WHAT IS REQUIRED: Return the source data lines word for word, from the first line through the line that contains "380, 632, 402]", both included.

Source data
******
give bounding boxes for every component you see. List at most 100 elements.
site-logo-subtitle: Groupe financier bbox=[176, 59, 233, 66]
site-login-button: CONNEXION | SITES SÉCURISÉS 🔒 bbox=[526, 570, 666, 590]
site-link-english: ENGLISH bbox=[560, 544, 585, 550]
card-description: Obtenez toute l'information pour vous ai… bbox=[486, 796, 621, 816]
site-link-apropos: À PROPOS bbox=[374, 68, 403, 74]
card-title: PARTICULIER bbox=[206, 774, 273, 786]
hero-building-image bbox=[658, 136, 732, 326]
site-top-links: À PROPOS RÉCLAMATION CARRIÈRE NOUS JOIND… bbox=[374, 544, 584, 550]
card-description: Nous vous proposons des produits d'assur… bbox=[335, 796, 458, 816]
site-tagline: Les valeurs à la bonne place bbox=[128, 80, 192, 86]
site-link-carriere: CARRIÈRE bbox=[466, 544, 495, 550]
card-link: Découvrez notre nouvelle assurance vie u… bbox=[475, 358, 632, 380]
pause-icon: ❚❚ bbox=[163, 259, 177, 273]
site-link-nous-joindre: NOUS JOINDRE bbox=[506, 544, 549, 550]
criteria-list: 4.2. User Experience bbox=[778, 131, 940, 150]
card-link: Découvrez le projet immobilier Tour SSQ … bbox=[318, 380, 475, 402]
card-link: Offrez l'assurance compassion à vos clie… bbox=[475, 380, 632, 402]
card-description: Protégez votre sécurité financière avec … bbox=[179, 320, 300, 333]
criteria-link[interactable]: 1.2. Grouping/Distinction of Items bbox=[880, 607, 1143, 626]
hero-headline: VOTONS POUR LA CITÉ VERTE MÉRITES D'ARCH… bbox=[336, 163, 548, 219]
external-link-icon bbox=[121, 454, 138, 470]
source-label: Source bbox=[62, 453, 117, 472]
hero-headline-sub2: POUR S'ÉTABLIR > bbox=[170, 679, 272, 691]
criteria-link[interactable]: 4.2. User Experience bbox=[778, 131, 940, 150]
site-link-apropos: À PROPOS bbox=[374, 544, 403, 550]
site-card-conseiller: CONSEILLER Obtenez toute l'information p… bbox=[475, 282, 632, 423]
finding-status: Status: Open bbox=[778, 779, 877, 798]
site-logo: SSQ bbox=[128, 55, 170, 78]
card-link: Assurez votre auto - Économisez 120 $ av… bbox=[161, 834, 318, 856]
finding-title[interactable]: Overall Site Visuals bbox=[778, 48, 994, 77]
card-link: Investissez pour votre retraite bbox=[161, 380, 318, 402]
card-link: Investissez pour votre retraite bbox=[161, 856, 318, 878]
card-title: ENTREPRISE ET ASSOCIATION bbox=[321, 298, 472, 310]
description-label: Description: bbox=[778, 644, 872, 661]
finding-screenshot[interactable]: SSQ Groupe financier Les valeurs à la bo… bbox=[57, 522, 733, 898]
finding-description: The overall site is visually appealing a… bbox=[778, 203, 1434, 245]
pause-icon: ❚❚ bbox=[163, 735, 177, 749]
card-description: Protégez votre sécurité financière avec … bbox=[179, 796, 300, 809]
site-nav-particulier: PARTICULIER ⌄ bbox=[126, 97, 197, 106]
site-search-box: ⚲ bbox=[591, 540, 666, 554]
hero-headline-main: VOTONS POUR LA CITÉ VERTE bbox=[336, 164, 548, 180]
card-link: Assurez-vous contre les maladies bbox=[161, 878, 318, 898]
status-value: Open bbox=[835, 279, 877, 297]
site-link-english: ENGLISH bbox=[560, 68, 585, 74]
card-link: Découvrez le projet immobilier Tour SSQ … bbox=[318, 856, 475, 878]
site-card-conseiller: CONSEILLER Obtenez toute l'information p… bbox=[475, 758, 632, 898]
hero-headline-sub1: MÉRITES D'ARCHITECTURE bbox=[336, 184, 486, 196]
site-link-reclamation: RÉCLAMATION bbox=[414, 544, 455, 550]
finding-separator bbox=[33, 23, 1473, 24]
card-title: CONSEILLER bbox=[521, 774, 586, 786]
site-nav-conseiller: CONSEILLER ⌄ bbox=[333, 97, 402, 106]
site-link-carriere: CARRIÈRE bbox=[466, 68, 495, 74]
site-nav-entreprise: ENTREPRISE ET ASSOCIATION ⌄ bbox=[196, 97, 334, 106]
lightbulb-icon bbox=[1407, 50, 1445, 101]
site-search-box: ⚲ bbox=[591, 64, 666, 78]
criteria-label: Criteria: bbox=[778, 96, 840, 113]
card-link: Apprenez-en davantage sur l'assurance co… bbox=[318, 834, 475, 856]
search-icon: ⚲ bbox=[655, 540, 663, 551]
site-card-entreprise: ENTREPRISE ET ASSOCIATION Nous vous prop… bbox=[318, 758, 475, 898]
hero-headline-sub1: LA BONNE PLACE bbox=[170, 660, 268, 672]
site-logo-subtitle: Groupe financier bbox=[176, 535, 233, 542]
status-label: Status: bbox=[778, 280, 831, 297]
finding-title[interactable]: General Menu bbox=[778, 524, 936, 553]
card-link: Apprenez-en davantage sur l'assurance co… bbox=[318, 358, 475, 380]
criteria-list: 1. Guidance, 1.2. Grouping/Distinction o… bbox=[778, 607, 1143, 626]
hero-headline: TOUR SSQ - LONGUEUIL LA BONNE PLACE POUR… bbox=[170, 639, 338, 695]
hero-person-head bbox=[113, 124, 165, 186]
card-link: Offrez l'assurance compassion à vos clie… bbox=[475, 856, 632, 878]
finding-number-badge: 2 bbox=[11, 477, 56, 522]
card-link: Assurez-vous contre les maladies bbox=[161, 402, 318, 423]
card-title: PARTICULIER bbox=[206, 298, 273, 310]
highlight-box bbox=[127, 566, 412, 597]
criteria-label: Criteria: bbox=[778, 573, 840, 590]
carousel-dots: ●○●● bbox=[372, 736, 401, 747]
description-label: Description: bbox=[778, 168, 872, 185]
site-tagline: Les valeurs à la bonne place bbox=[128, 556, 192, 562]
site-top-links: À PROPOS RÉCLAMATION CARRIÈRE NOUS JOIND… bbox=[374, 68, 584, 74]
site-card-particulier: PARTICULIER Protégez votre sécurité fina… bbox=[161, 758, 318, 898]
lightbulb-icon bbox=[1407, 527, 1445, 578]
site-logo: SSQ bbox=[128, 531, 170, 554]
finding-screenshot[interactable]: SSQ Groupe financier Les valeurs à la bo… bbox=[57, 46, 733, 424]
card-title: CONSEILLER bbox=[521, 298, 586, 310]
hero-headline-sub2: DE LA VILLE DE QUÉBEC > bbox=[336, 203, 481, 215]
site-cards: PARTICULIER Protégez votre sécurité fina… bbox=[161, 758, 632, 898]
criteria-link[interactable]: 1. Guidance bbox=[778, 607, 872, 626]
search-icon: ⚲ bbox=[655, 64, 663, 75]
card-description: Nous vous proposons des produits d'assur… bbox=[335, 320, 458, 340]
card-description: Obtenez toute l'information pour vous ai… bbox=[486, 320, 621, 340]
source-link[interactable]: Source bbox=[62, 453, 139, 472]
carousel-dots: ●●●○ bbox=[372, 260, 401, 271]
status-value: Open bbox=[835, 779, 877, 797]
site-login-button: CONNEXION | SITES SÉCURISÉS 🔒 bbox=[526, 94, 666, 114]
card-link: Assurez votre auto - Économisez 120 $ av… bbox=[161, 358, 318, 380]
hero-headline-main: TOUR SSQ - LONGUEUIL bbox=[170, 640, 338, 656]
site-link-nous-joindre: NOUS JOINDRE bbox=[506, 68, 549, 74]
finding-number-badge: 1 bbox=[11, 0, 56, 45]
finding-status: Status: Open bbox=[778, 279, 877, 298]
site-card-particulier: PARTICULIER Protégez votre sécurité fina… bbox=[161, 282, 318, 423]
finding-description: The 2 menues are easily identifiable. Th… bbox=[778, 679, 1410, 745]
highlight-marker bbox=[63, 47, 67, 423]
******
SOLUTION TO THIS TASK:
give bounding boxes for every component you see. List at most 100 elements.
site-logo-subtitle: Groupe financier bbox=[176, 59, 233, 66]
site-login-button: CONNEXION | SITES SÉCURISÉS 🔒 bbox=[526, 570, 666, 590]
site-link-english: ENGLISH bbox=[560, 544, 585, 550]
card-description: Obtenez toute l'information pour vous ai… bbox=[486, 796, 621, 816]
site-link-apropos: À PROPOS bbox=[374, 68, 403, 74]
card-title: PARTICULIER bbox=[206, 774, 273, 786]
hero-building-image bbox=[658, 136, 732, 326]
site-top-links: À PROPOS RÉCLAMATION CARRIÈRE NOUS JOIND… bbox=[374, 544, 584, 550]
card-description: Nous vous proposons des produits d'assur… bbox=[335, 796, 458, 816]
site-tagline: Les valeurs à la bonne place bbox=[128, 80, 192, 86]
site-link-carriere: CARRIÈRE bbox=[466, 544, 495, 550]
card-link: Découvrez notre nouvelle assurance vie u… bbox=[475, 358, 632, 380]
pause-icon: ❚❚ bbox=[163, 259, 177, 273]
site-link-nous-joindre: NOUS JOINDRE bbox=[506, 544, 549, 550]
criteria-list: 4.2. User Experience bbox=[778, 131, 940, 150]
card-link: Découvrez le projet immobilier Tour SSQ … bbox=[318, 380, 475, 402]
card-link: Offrez l'assurance compassion à vos clie… bbox=[475, 380, 632, 402]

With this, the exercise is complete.